Raw data:
::::::
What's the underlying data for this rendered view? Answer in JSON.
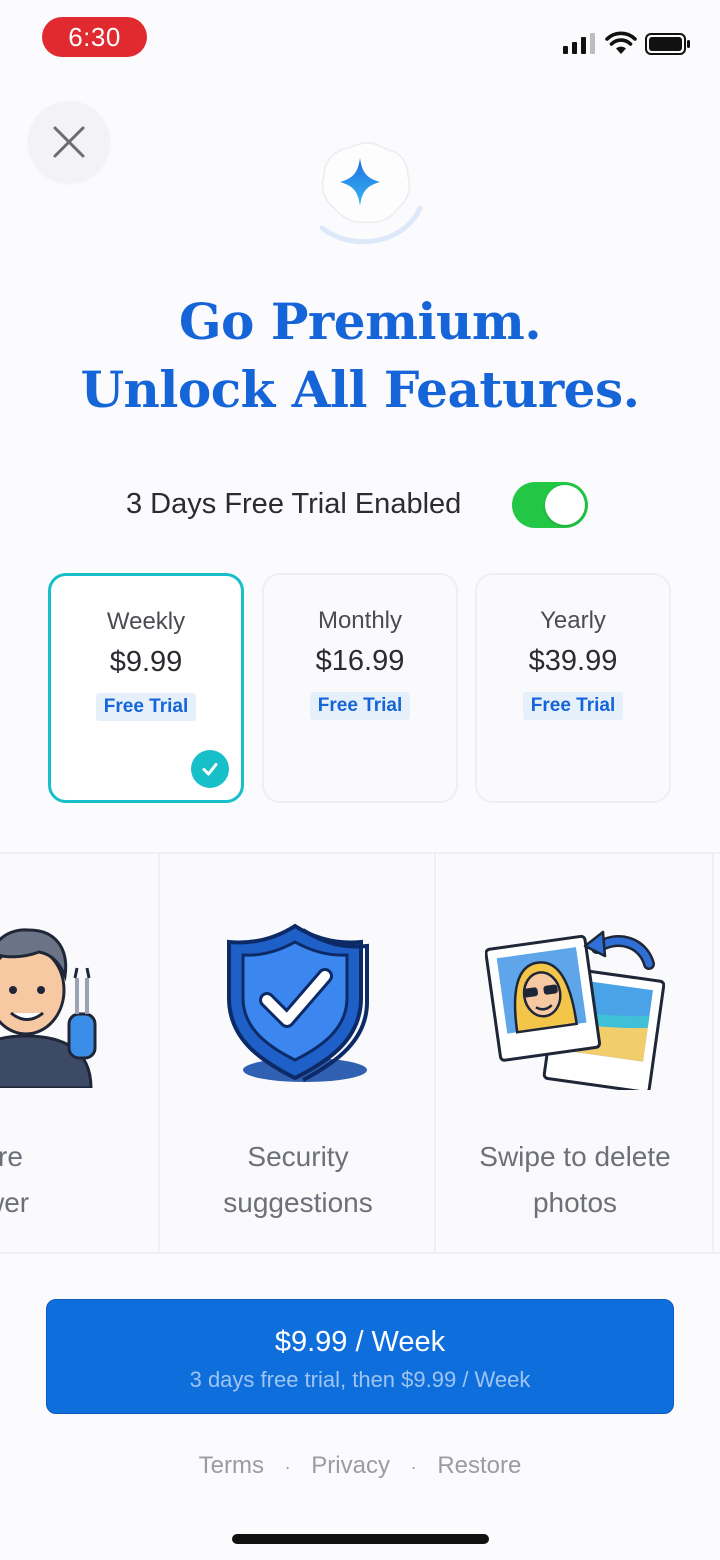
{
  "status_bar": {
    "time": "6:30"
  },
  "header": {
    "headline_line1": "Go Premium.",
    "headline_line2": "Unlock All Features."
  },
  "trial": {
    "label": "3 Days Free Trial Enabled",
    "enabled": true,
    "toggle_color": "#22c845"
  },
  "plans": [
    {
      "name": "Weekly",
      "price": "$9.99",
      "tag": "Free Trial",
      "selected": true
    },
    {
      "name": "Monthly",
      "price": "$16.99",
      "tag": "Free Trial",
      "selected": false
    },
    {
      "name": "Yearly",
      "price": "$39.99",
      "tag": "Free Trial",
      "selected": false
    }
  ],
  "features": [
    {
      "line1": "More",
      "line2": "power",
      "icon": "technician-icon"
    },
    {
      "line1": "Security",
      "line2": "suggestions",
      "icon": "shield-check-icon"
    },
    {
      "line1": "Swipe to delete",
      "line2": "photos",
      "icon": "photos-swipe-icon"
    }
  ],
  "cta": {
    "main": "$9.99 / Week",
    "sub": "3 days free trial, then $9.99 / Week"
  },
  "links": {
    "terms": "Terms",
    "privacy": "Privacy",
    "restore": "Restore",
    "separator": "·"
  },
  "colors": {
    "accent": "#1565d8",
    "selected_border": "#17c0c8",
    "cta": "#0e6fdc",
    "time_pill": "#e02a2f"
  }
}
::::::
What to work on: Repeat every record precisely. Any picture among them stays out of the copy.

Result for this task:
What's the underlying data for this rendered view? Answer in JSON.
{
  "status_bar": {
    "time": "6:30"
  },
  "header": {
    "headline_line1": "Go Premium.",
    "headline_line2": "Unlock All Features."
  },
  "trial": {
    "label": "3 Days Free Trial Enabled",
    "enabled": true,
    "toggle_color": "#22c845"
  },
  "plans": [
    {
      "name": "Weekly",
      "price": "$9.99",
      "tag": "Free Trial",
      "selected": true
    },
    {
      "name": "Monthly",
      "price": "$16.99",
      "tag": "Free Trial",
      "selected": false
    },
    {
      "name": "Yearly",
      "price": "$39.99",
      "tag": "Free Trial",
      "selected": false
    }
  ],
  "features": [
    {
      "line1": "More",
      "line2": "power",
      "icon": "technician-icon"
    },
    {
      "line1": "Security",
      "line2": "suggestions",
      "icon": "shield-check-icon"
    },
    {
      "line1": "Swipe to delete",
      "line2": "photos",
      "icon": "photos-swipe-icon"
    }
  ],
  "cta": {
    "main": "$9.99 / Week",
    "sub": "3 days free trial, then $9.99 / Week"
  },
  "links": {
    "terms": "Terms",
    "privacy": "Privacy",
    "restore": "Restore",
    "separator": "·"
  },
  "colors": {
    "accent": "#1565d8",
    "selected_border": "#17c0c8",
    "cta": "#0e6fdc",
    "time_pill": "#e02a2f"
  }
}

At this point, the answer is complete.